> Problem to solve
Copy out verbatim the lines of the records from the one containing "left-scrollbar[interactable] (712, 296, 719, 360)" through the one containing "code-line: if min(height[l], height[r])", both included.

> Entries provided
==================================================

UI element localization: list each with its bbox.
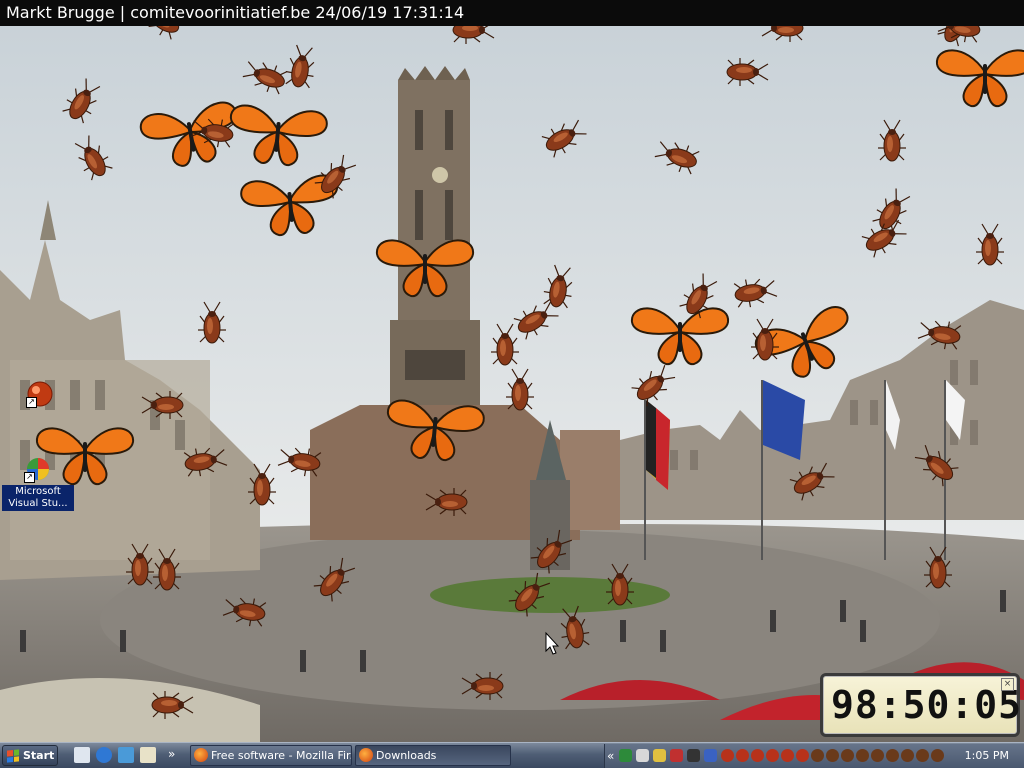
ladybug-tray-icon[interactable] (796, 749, 809, 762)
market-square-photo (0, 1, 1024, 742)
firefox-icon (194, 748, 208, 762)
clock[interactable]: 1:05 PM (965, 744, 1009, 768)
desktop-shortcut-visual-studio[interactable]: ↗ Microsoft Visual Stu... (2, 455, 74, 511)
tray-app-icon[interactable] (670, 749, 683, 762)
bug-tray-icon[interactable] (886, 749, 899, 762)
tray-app-icon[interactable] (636, 749, 649, 762)
ladybug-tray-icon[interactable] (736, 749, 749, 762)
show-desktop-icon[interactable] (74, 747, 90, 763)
tray-app-icon[interactable] (619, 749, 632, 762)
task-label: Downloads (376, 749, 437, 762)
outlook-icon[interactable] (140, 747, 156, 763)
bug-tray-icon[interactable] (901, 749, 914, 762)
ladybug-tray-icon[interactable] (751, 749, 764, 762)
quicklaunch-overflow[interactable]: » (168, 742, 175, 766)
close-icon[interactable]: × (1001, 678, 1014, 691)
tray-expand-chevron[interactable]: « (607, 744, 614, 768)
webcam-caption: Markt Brugge | comitevoorinitiatief.be 2… (0, 0, 1024, 26)
taskbar: Start » Free software - Mozilla Fir... D… (0, 742, 1024, 768)
ladybug-tray-icon[interactable] (721, 749, 734, 762)
windows-media-icon[interactable] (118, 747, 134, 763)
desktop[interactable]: Markt Brugge | comitevoorinitiatief.be 2… (0, 0, 1024, 742)
start-button[interactable]: Start (2, 745, 58, 766)
bug-tray-icon[interactable] (916, 749, 929, 762)
tray-app-icon[interactable] (653, 749, 666, 762)
bug-tray-icon[interactable] (826, 749, 839, 762)
tray-app-icon[interactable] (704, 749, 717, 762)
bug-tray-icon[interactable] (931, 749, 944, 762)
internet-explorer-icon[interactable] (96, 747, 112, 763)
red-ball-shortcut-icon: ↗ (26, 380, 54, 408)
downloads-icon (359, 748, 373, 762)
start-label: Start (23, 749, 55, 762)
ladybug-tray-icon[interactable] (781, 749, 794, 762)
desktop-shortcut-red-ball[interactable]: ↗ (4, 380, 76, 410)
taskbar-button-downloads[interactable]: Downloads (355, 745, 511, 766)
desktop-icon-label: Microsoft Visual Stu... (2, 485, 74, 511)
bug-tray-icon[interactable] (811, 749, 824, 762)
task-label: Free software - Mozilla Fir... (211, 749, 352, 762)
windows-flag-icon (7, 748, 19, 763)
countdown-time: 98:50:05 (831, 683, 1023, 727)
bug-tray-icon[interactable] (841, 749, 854, 762)
system-tray: « 1:05 PM (604, 744, 1024, 768)
tray-app-icon[interactable] (687, 749, 700, 762)
bug-tray-icon[interactable] (856, 749, 869, 762)
countdown-timer-widget[interactable]: 98:50:05 × (820, 673, 1023, 737)
ladybug-tray-icon[interactable] (766, 749, 779, 762)
bug-tray-icon[interactable] (871, 749, 884, 762)
visual-studio-icon: ↗ (24, 455, 52, 483)
taskbar-button-firefox[interactable]: Free software - Mozilla Fir... (190, 745, 352, 766)
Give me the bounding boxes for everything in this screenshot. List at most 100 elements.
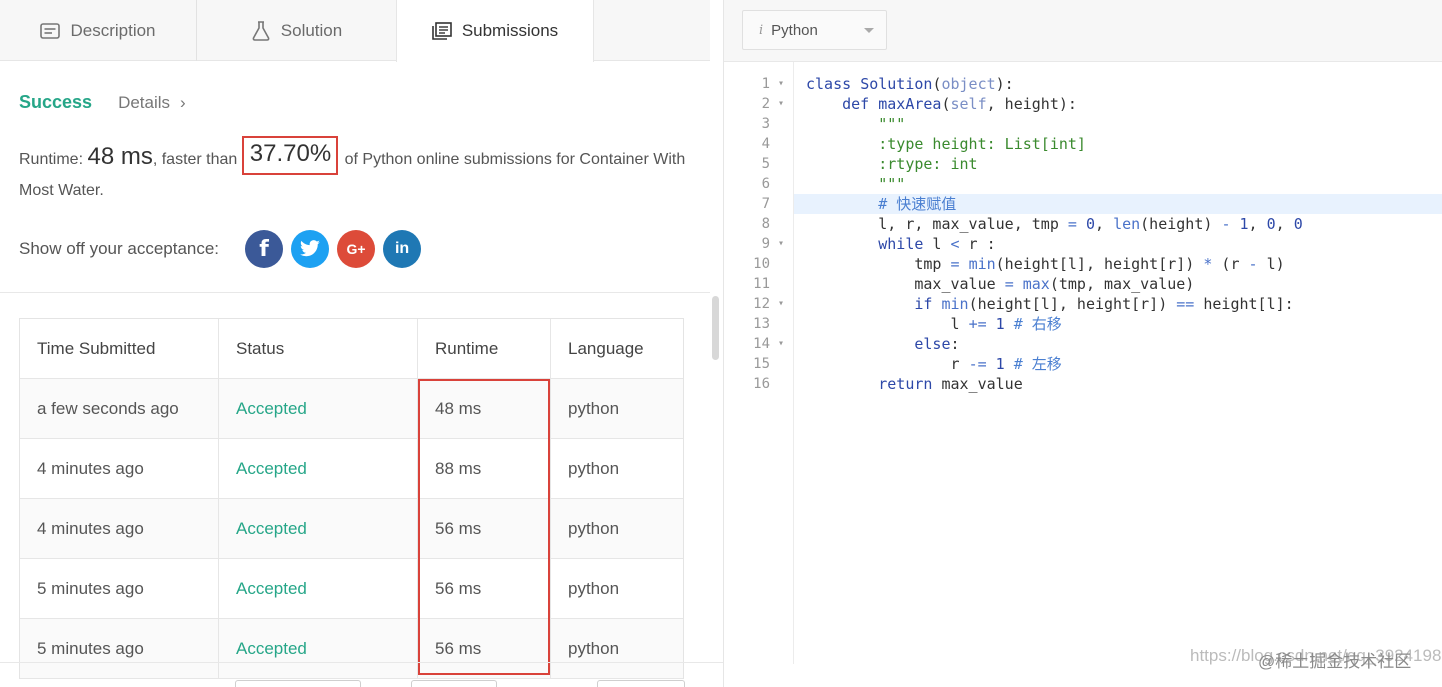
left-scrollbar[interactable] (712, 296, 719, 360)
line-number: 16 (753, 376, 770, 392)
row-language: python (568, 398, 620, 418)
table-header: Time Submitted Status Runtime Language (20, 319, 683, 379)
tab-submissions[interactable]: Submissions (396, 0, 594, 62)
table-row: 5 minutes ago Accepted 56 ms python (20, 619, 683, 679)
flask-icon (251, 20, 271, 41)
row-time: 5 minutes ago (20, 619, 219, 678)
table-row: 4 minutes ago Accepted 56 ms python (20, 499, 683, 559)
code-line: max_value = max(tmp, max_value) (806, 275, 1195, 293)
line-number: 12 (724, 294, 794, 314)
tab-description-label: Description (70, 20, 156, 40)
table-row: 4 minutes ago Accepted 88 ms python (20, 439, 683, 499)
line-number: 8 (761, 216, 770, 232)
row-runtime: 48 ms (418, 379, 551, 438)
row-status-link[interactable]: Accepted (219, 559, 418, 618)
line-number: 15 (753, 356, 770, 372)
runtime-prefix: Runtime: (19, 151, 88, 168)
row-language: python (568, 578, 620, 598)
pagination-button[interactable] (411, 680, 497, 687)
code-line: class Solution(object): (806, 75, 1014, 93)
editor-panel: i Python 1 2 3 4 5 6 7 8 9 10 11 12 13 1… (724, 0, 1442, 687)
row-language: python (568, 638, 620, 658)
code-line: if min(height[l], height[r]) == height[l… (914, 295, 1294, 313)
table-row: 5 minutes ago Accepted 56 ms python (20, 559, 683, 619)
line-number: 3 (761, 116, 770, 132)
language-select[interactable]: i Python (742, 10, 887, 50)
code-line: while l < r : (878, 235, 996, 253)
code-line: :type height: List[int] (878, 135, 1086, 153)
row-runtime: 56 ms (418, 619, 551, 678)
details-link[interactable]: Details (118, 93, 170, 113)
code-line: else: (914, 335, 960, 353)
row-runtime: 56 ms (418, 499, 551, 558)
row-runtime: 88 ms (418, 439, 551, 498)
editor-toolbar: i Python (724, 0, 1442, 61)
line-number: 7 (761, 196, 770, 212)
table-row: a few seconds ago Accepted 48 ms python (20, 379, 683, 439)
line-number: 11 (753, 276, 770, 292)
caret-down-icon (864, 28, 874, 33)
row-runtime: 56 ms (418, 559, 551, 618)
tab-bar: Description Solution Submissions (0, 0, 710, 62)
row-status-link[interactable]: Accepted (219, 499, 418, 558)
code-editor[interactable]: 1 2 3 4 5 6 7 8 9 10 11 12 13 14 15 16 c… (724, 61, 1442, 664)
tab-solution-label: Solution (280, 20, 343, 40)
submissions-icon (432, 21, 452, 41)
tab-description[interactable]: Description (0, 0, 196, 61)
share-row: Show off your acceptance: f G+ in (19, 230, 429, 268)
row-language: python (568, 458, 620, 478)
row-time: 4 minutes ago (20, 439, 219, 498)
code-line: :rtype: int (878, 155, 978, 173)
header-runtime[interactable]: Runtime (418, 319, 551, 378)
submissions-table: Time Submitted Status Runtime Language a… (19, 318, 684, 679)
line-number: 6 (761, 176, 770, 192)
code-line: def maxArea(self, height): (842, 95, 1077, 113)
line-number: 2 (724, 94, 794, 114)
line-number: 9 (724, 234, 794, 254)
code-line: l, r, max_value, tmp = 0, len(height) - … (806, 215, 1303, 233)
pagination-button[interactable] (597, 680, 685, 687)
watermark-brand: @稀土掘金技术社区 (1258, 652, 1412, 671)
info-icon: i (759, 22, 764, 38)
row-status-link[interactable]: Accepted (219, 379, 418, 438)
line-number: 5 (761, 156, 770, 172)
code-line: # 快速赋值 (878, 195, 957, 213)
code-line: tmp = min(height[l], height[r]) * (r - l… (806, 255, 1285, 273)
header-language[interactable]: Language (551, 319, 683, 378)
google-plus-icon[interactable]: G+ (337, 230, 376, 268)
line-number: 1 (724, 74, 794, 94)
runtime-faster-text: , faster than (152, 151, 242, 168)
tab-solution[interactable]: Solution (196, 0, 396, 61)
pagination-button[interactable] (235, 680, 361, 687)
facebook-icon[interactable]: f (245, 230, 284, 268)
code-line: l += 1 # 右移 (806, 315, 1062, 333)
language-select-value: Python (771, 21, 818, 39)
percentile-value: 37.70% (241, 136, 339, 175)
code-line: return max_value (878, 375, 1023, 393)
tab-submissions-label: Submissions (461, 21, 559, 40)
linkedin-icon[interactable]: in (383, 230, 422, 268)
row-language: python (568, 518, 620, 538)
section-divider (0, 292, 710, 293)
line-number: 14 (724, 334, 794, 354)
row-time: a few seconds ago (20, 379, 219, 438)
header-time-submitted[interactable]: Time Submitted (20, 319, 219, 378)
left-panel: Description Solution Submissions Success… (0, 0, 710, 687)
twitter-icon[interactable] (291, 230, 330, 268)
result-header: Success Details › (19, 92, 186, 113)
code-line: """ (878, 175, 906, 193)
code-line: """ (878, 115, 906, 133)
line-number: 4 (761, 136, 770, 152)
code-line: r -= 1 # 左移 (806, 355, 1062, 373)
line-number: 10 (753, 256, 770, 272)
line-number: 13 (753, 316, 770, 332)
row-status-link[interactable]: Accepted (219, 439, 418, 498)
chevron-right-icon[interactable]: › (180, 93, 186, 113)
share-label: Show off your acceptance: (19, 239, 220, 258)
runtime-value: 48 ms (87, 143, 153, 170)
row-time: 5 minutes ago (20, 559, 219, 618)
runtime-summary: Runtime: 48 ms, faster than 37.70% of Py… (19, 136, 689, 204)
row-time: 4 minutes ago (20, 499, 219, 558)
row-status-link[interactable]: Accepted (219, 619, 418, 678)
header-status[interactable]: Status (219, 319, 418, 378)
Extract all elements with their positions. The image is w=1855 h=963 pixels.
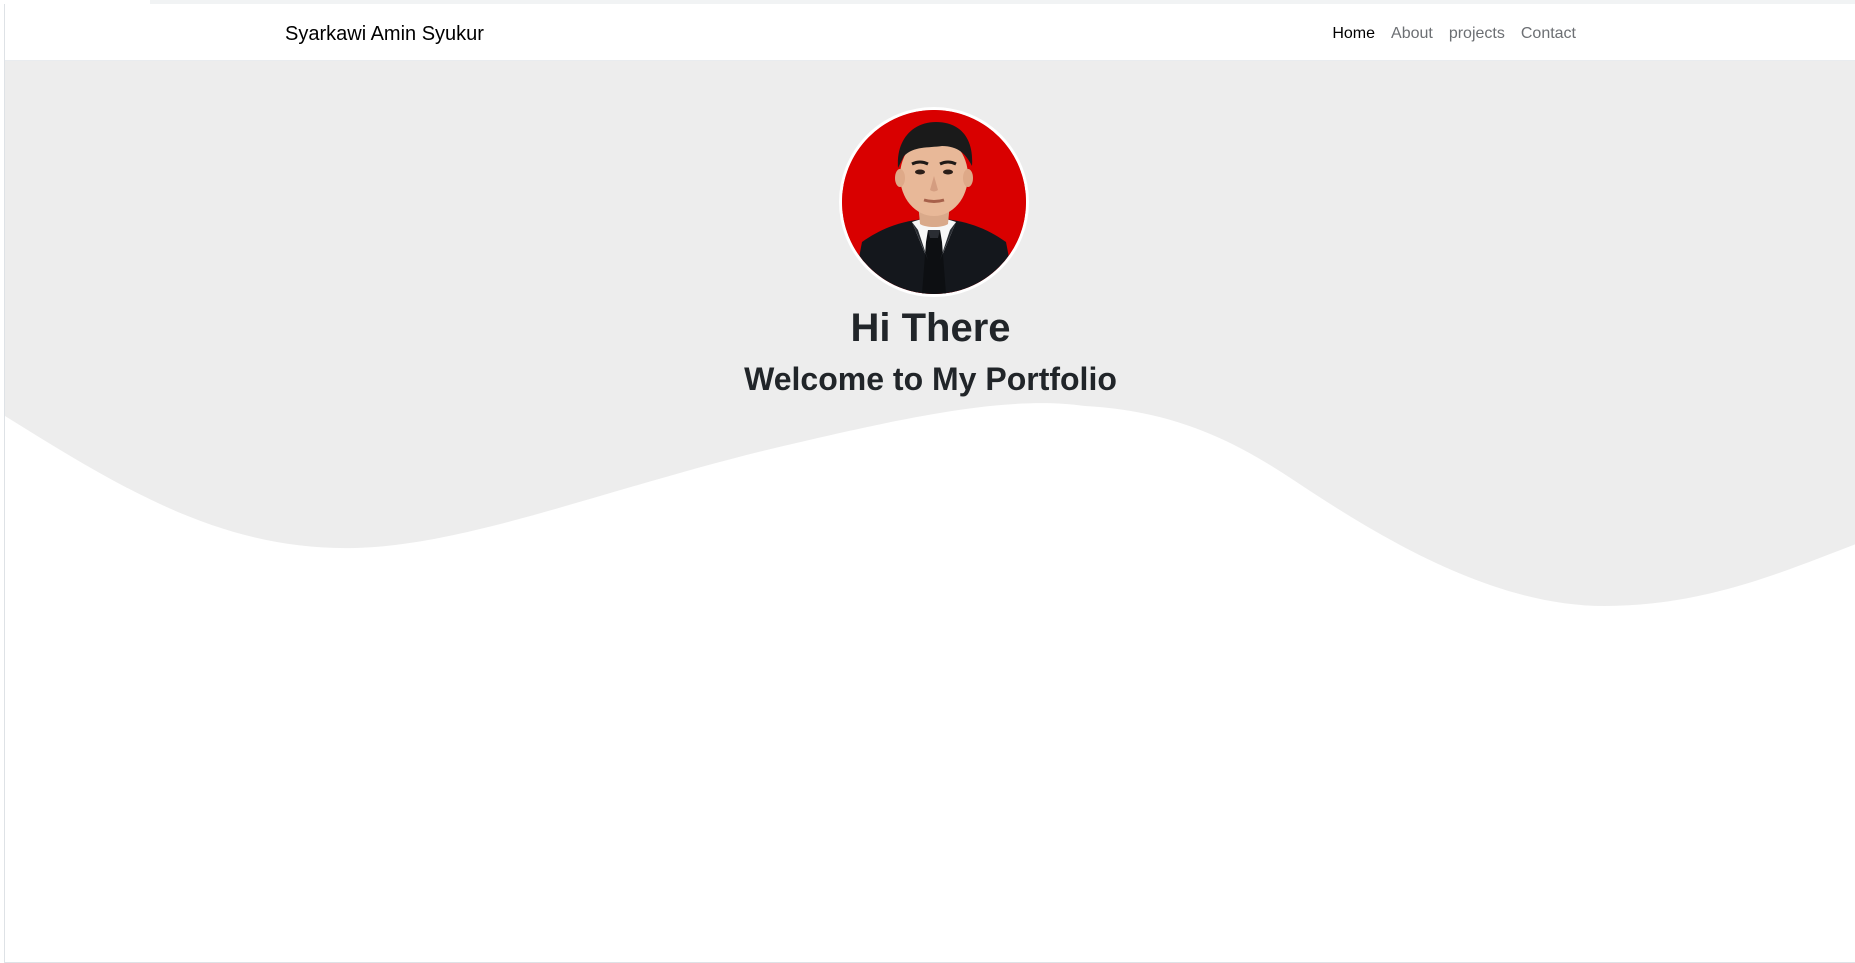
nav-about-link[interactable]: About: [1391, 25, 1433, 43]
hero-section: Hi There Welcome to My Portfolio: [5, 61, 1855, 711]
brand-link[interactable]: Syarkawi Amin Syukur: [285, 23, 484, 46]
hero-subtitle: Welcome to My Portfolio: [744, 361, 1117, 397]
nav-projects-link[interactable]: projects: [1449, 25, 1505, 43]
nav-links: Home About projects Contact: [1332, 25, 1576, 43]
page-frame: Syarkawi Amin Syukur Home About projects…: [4, 4, 1855, 963]
navbar: Syarkawi Amin Syukur Home About projects…: [5, 4, 1855, 61]
nav-contact-link[interactable]: Contact: [1521, 25, 1576, 43]
profile-avatar: [839, 107, 1029, 297]
profile-photo-icon: [842, 110, 1026, 294]
hero-greeting: Hi There: [850, 306, 1011, 350]
nav-home-link[interactable]: Home: [1332, 25, 1375, 43]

==================================================

> Correct result
left-scrollbar[interactable] (712, 296, 719, 360)
line-number: 16 (753, 376, 770, 392)
row-language: python (568, 398, 620, 418)
table-header: Time Submitted Status Runtime Language (20, 319, 683, 379)
tab-submissions[interactable]: Submissions (396, 0, 594, 62)
table-row: 5 minutes ago Accepted 56 ms python (20, 619, 683, 679)
flask-icon (251, 20, 271, 41)
row-time: 5 minutes ago (20, 619, 219, 678)
table-row: 4 minutes ago Accepted 56 ms python (20, 499, 683, 559)
code-line: max_value = max(tmp, max_value) (806, 275, 1195, 293)
line-number: 12 (724, 294, 794, 314)
tab-description-label: Description (70, 20, 156, 40)
table-row: 4 minutes ago Accepted 88 ms python (20, 439, 683, 499)
line-number: 8 (761, 216, 770, 232)
row-runtime: 48 ms (418, 379, 551, 438)
row-status-link[interactable]: Accepted (219, 559, 418, 618)
line-number: 15 (753, 356, 770, 372)
runtime-prefix: Runtime: (19, 151, 88, 168)
row-language: python (568, 578, 620, 598)
pagination-button[interactable] (411, 680, 497, 687)
code-line: class Solution(object): (806, 75, 1014, 93)
editor-panel: i Python 1 2 3 4 5 6 7 8 9 10 11 12 13 1… (724, 0, 1442, 687)
row-language: python (568, 638, 620, 658)
code-line: if min(height[l], height[r]) == height[l… (914, 295, 1294, 313)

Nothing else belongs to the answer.